• What you should do: Can you restate the records below word for word?

• Exercise material:
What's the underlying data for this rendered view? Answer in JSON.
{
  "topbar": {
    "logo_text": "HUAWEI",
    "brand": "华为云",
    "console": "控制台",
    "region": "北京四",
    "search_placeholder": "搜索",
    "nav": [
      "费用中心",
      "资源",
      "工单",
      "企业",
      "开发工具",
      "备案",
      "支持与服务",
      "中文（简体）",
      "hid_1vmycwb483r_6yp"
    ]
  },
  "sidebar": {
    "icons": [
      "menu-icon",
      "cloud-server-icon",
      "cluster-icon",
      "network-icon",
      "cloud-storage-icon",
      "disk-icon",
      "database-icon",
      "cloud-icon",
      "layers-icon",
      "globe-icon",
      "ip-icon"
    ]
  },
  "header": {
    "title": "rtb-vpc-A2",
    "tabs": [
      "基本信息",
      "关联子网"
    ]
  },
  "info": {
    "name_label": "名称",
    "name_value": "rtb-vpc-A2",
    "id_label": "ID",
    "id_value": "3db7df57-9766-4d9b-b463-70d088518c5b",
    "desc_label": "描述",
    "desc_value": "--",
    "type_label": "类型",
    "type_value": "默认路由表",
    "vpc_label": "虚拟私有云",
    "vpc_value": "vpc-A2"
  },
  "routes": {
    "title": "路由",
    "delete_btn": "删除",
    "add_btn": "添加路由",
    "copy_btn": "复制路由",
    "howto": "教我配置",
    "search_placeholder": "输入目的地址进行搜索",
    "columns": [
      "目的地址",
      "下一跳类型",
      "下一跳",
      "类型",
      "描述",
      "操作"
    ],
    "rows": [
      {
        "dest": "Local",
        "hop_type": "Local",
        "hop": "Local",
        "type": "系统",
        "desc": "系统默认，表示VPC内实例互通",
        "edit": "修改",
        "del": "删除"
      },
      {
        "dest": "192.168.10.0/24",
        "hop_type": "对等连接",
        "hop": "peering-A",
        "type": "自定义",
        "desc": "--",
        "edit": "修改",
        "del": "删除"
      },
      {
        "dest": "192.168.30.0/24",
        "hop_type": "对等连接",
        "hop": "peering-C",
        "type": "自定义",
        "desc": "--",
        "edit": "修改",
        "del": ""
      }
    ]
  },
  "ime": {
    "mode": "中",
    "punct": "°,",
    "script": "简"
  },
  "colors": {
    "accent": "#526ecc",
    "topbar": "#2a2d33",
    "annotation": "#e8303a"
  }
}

• The output:
What's the underlying data for this rendered view? Answer in JSON.
{
  "topbar": {
    "logo_text": "HUAWEI",
    "brand": "华为云",
    "console": "控制台",
    "region": "北京四",
    "search_placeholder": "搜索",
    "nav": [
      "费用中心",
      "资源",
      "工单",
      "企业",
      "开发工具",
      "备案",
      "支持与服务",
      "中文（简体）",
      "hid_1vmycwb483r_6yp"
    ]
  },
  "sidebar": {
    "icons": [
      "menu-icon",
      "cloud-server-icon",
      "cluster-icon",
      "network-icon",
      "cloud-storage-icon",
      "disk-icon",
      "database-icon",
      "cloud-icon",
      "layers-icon",
      "globe-icon",
      "ip-icon"
    ]
  },
  "header": {
    "title": "rtb-vpc-A2",
    "tabs": [
      "基本信息",
      "关联子网"
    ]
  },
  "info": {
    "name_label": "名称",
    "name_value": "rtb-vpc-A2",
    "id_label": "ID",
    "id_value": "3db7df57-9766-4d9b-b463-70d088518c5b",
    "desc_label": "描述",
    "desc_value": "--",
    "type_label": "类型",
    "type_value": "默认路由表",
    "vpc_label": "虚拟私有云",
    "vpc_value": "vpc-A2"
  },
  "routes": {
    "title": "路由",
    "delete_btn": "删除",
    "add_btn": "添加路由",
    "copy_btn": "复制路由",
    "howto": "教我配置",
    "search_placeholder": "输入目的地址进行搜索",
    "columns": [
      "目的地址",
      "下一跳类型",
      "下一跳",
      "类型",
      "描述",
      "操作"
    ],
    "rows": [
      {
        "dest": "Local",
        "hop_type": "Local",
        "hop": "Local",
        "type": "系统",
        "desc": "系统默认，表示VPC内实例互通",
        "edit": "修改",
        "del": "删除"
      },
      {
        "dest": "192.168.10.0/24",
        "hop_type": "对等连接",
        "hop": "peering-A",
        "type": "自定义",
        "desc": "--",
        "edit": "修改",
        "del": "删除"
      },
      {
        "dest": "192.168.30.0/24",
        "hop_type": "对等连接",
        "hop": "peering-C",
        "type": "自定义",
        "desc": "--",
        "edit": "修改",
        "del": ""
      }
    ]
  },
  "ime": {
    "mode": "中",
    "punct": "°,",
    "script": "简"
  },
  "colors": {
    "accent": "#526ecc",
    "topbar": "#2a2d33",
    "annotation": "#e8303a"
  }
}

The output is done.